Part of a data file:

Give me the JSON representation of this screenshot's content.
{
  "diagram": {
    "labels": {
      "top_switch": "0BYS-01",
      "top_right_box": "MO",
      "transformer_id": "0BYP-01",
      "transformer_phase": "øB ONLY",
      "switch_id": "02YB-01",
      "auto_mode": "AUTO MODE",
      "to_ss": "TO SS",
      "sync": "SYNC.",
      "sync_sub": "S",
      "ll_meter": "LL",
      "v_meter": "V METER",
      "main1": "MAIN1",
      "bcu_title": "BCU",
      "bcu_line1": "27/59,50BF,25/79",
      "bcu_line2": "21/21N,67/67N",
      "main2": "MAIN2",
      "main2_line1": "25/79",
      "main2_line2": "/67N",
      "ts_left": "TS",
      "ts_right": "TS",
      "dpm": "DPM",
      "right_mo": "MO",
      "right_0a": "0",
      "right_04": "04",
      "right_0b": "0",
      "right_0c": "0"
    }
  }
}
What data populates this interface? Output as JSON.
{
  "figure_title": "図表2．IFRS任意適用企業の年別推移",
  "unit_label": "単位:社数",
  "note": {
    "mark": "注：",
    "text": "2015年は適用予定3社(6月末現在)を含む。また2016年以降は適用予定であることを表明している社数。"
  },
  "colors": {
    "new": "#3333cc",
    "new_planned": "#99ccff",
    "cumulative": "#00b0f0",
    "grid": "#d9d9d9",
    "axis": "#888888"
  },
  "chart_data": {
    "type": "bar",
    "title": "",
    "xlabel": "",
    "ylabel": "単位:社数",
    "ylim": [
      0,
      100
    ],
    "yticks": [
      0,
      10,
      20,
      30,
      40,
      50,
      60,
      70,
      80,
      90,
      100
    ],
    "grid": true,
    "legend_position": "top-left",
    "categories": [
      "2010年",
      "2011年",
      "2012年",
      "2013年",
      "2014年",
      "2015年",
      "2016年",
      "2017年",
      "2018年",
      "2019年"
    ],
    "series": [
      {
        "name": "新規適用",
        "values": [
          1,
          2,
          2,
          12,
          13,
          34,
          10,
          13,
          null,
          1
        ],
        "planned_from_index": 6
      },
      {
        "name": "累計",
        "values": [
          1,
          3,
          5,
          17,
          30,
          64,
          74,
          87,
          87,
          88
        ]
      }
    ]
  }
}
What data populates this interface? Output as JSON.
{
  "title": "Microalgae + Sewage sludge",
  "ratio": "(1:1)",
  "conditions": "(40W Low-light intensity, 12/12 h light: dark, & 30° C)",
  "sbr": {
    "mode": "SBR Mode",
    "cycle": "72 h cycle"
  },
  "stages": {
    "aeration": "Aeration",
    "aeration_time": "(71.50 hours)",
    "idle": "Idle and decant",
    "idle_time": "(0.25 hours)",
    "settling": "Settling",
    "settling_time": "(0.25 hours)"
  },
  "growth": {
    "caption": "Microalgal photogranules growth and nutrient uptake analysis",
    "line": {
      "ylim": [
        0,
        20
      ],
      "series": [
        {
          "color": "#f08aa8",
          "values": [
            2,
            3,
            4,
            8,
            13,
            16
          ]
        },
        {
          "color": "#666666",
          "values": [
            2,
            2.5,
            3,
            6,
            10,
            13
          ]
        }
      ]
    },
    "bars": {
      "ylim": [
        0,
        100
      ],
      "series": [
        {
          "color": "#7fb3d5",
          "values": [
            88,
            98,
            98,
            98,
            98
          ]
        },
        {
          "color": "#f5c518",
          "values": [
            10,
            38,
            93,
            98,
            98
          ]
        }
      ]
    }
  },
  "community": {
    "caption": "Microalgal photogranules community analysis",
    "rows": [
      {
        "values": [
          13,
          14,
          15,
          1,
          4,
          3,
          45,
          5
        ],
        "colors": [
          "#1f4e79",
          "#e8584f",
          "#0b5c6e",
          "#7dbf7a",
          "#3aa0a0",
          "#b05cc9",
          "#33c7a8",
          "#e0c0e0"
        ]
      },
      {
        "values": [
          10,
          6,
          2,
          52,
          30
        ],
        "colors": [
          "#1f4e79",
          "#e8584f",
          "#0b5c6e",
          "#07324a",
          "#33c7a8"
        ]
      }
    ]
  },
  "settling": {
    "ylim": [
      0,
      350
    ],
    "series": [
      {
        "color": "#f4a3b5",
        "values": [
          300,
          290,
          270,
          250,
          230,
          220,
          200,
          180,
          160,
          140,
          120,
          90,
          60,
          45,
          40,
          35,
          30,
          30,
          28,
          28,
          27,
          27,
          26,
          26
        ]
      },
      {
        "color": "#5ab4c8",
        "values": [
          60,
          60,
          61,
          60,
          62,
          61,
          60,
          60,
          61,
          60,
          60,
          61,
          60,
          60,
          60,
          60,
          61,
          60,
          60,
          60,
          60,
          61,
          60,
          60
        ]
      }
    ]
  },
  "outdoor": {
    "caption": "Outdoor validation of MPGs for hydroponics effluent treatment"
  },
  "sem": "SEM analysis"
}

Direction: Copy all lines above containing the string "analysis".

Task output:
    "caption": "Microalgal photogranules growth and nutrient uptake analysis",
    "caption": "Microalgal photogranules community analysis",
  "sem": "SEM analysis"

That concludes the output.